- **TASK DATA**:

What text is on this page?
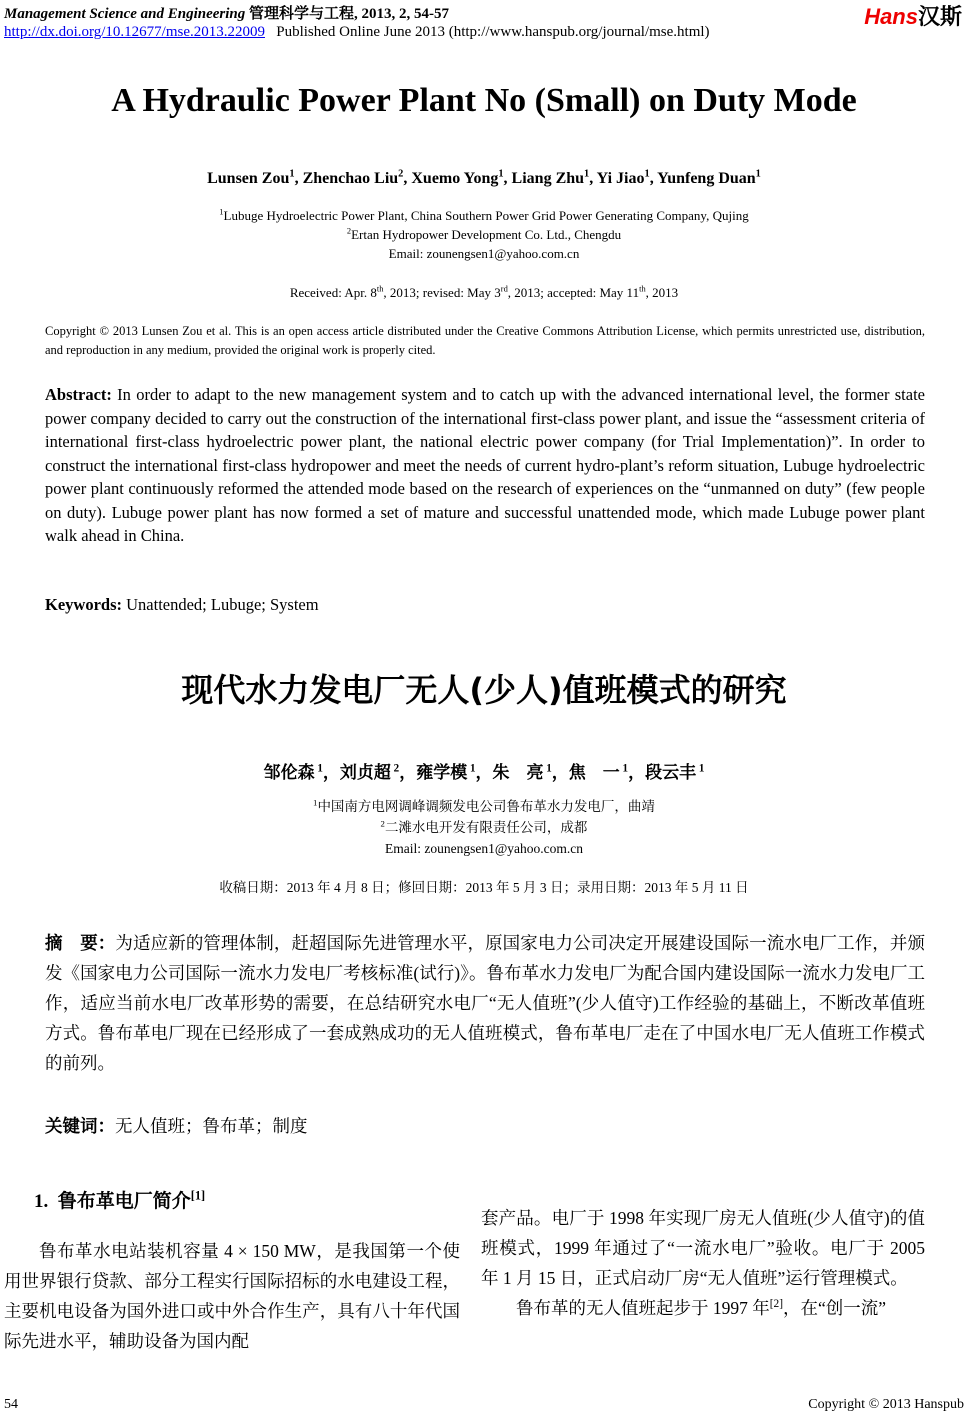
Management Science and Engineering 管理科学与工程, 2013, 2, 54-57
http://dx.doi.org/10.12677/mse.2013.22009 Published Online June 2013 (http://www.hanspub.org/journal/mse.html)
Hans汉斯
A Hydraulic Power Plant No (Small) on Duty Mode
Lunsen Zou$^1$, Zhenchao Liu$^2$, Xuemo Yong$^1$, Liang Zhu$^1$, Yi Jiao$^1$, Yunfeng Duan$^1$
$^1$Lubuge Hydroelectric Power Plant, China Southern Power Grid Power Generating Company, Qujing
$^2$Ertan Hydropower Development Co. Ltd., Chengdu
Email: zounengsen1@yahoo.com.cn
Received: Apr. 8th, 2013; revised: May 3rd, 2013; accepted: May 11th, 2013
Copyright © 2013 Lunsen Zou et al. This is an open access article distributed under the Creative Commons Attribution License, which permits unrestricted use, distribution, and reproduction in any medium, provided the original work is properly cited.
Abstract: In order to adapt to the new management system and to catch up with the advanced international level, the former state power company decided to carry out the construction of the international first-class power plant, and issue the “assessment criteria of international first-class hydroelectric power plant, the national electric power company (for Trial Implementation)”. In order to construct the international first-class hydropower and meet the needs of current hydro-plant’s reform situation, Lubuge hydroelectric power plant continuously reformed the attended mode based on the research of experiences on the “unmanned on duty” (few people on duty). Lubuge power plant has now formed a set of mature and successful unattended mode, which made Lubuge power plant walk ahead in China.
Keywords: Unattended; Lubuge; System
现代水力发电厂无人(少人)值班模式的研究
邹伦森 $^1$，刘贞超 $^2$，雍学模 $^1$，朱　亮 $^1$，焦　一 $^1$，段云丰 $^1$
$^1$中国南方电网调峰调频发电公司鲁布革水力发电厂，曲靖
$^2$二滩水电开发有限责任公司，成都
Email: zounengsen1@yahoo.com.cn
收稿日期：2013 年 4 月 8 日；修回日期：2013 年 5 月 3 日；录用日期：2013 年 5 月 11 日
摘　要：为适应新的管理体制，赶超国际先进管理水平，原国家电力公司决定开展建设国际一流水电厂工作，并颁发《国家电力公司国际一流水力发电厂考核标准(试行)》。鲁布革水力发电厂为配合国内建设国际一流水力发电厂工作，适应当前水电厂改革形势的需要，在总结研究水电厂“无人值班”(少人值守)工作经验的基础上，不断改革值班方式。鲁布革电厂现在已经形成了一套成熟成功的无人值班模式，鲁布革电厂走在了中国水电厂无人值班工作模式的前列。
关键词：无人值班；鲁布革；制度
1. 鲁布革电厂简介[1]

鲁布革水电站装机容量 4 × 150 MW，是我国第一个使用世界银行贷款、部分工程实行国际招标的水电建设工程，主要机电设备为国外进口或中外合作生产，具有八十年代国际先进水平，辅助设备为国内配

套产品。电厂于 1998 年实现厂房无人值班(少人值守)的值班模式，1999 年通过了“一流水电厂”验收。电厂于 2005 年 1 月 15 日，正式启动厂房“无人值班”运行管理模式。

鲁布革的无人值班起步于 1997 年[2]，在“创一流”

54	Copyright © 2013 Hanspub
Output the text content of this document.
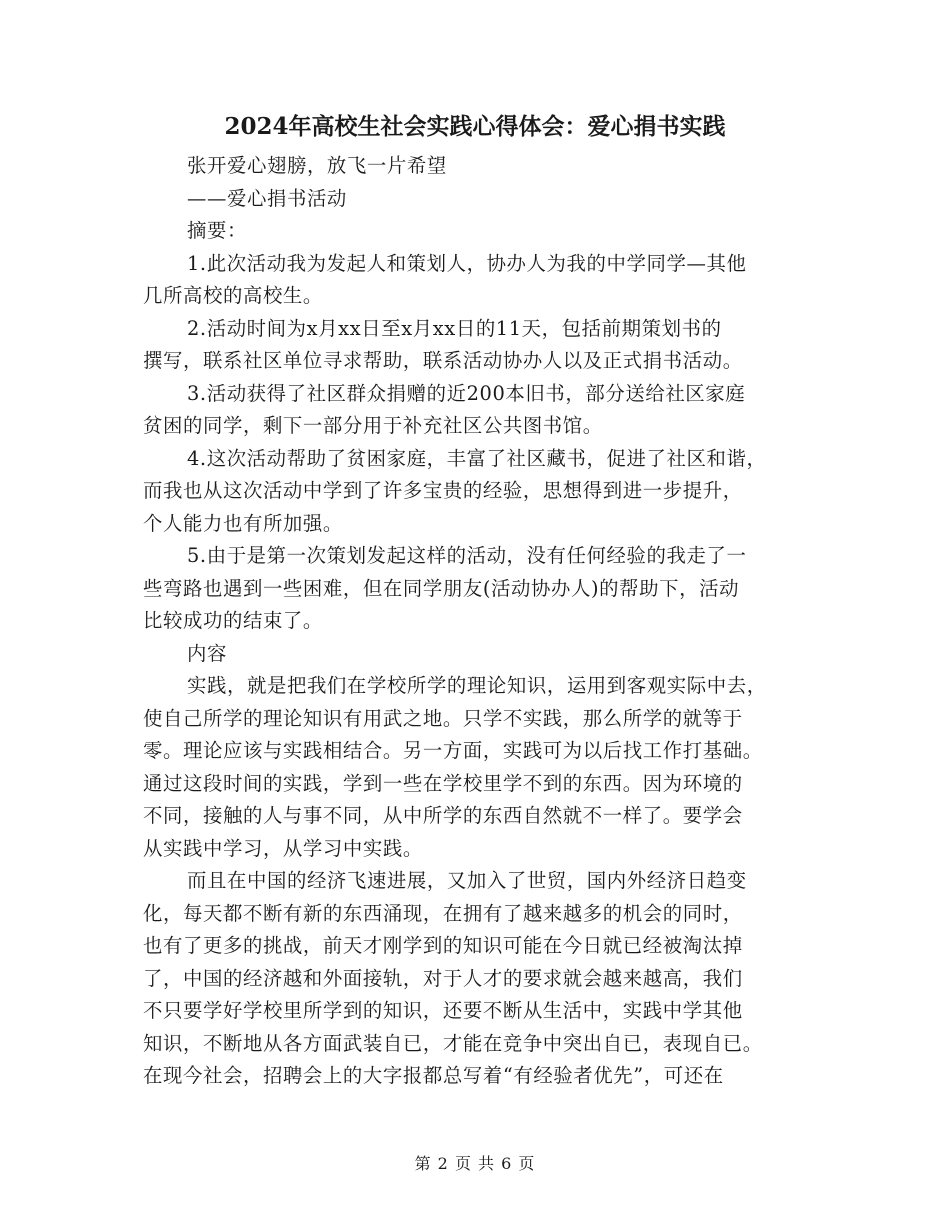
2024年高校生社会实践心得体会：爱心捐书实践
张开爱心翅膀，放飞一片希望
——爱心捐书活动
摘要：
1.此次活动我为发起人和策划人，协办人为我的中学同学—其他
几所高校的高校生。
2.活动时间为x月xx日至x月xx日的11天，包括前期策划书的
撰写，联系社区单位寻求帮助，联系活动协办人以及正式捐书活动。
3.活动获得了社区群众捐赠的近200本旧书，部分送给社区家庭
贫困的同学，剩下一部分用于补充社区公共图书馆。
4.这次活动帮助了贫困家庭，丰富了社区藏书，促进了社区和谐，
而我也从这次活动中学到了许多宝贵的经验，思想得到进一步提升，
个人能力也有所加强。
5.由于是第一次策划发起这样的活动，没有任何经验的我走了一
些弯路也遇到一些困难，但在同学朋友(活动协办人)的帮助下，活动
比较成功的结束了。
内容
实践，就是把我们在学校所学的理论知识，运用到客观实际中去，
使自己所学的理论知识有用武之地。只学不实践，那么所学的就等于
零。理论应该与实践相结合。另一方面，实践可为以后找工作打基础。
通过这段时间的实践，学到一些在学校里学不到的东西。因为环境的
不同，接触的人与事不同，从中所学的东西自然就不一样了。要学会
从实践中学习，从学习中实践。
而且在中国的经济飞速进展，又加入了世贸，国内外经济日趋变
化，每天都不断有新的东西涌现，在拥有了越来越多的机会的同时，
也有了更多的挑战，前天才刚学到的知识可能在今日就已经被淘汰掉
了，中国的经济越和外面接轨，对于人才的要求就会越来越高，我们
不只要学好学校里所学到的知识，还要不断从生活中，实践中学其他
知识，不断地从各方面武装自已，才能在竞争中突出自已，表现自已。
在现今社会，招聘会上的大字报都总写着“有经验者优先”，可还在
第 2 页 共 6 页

- **SET EXERCISE**: Determine how many lines include the word "Lunsen" and report that number by itself.

- **EXERCISE ANSWER**: 2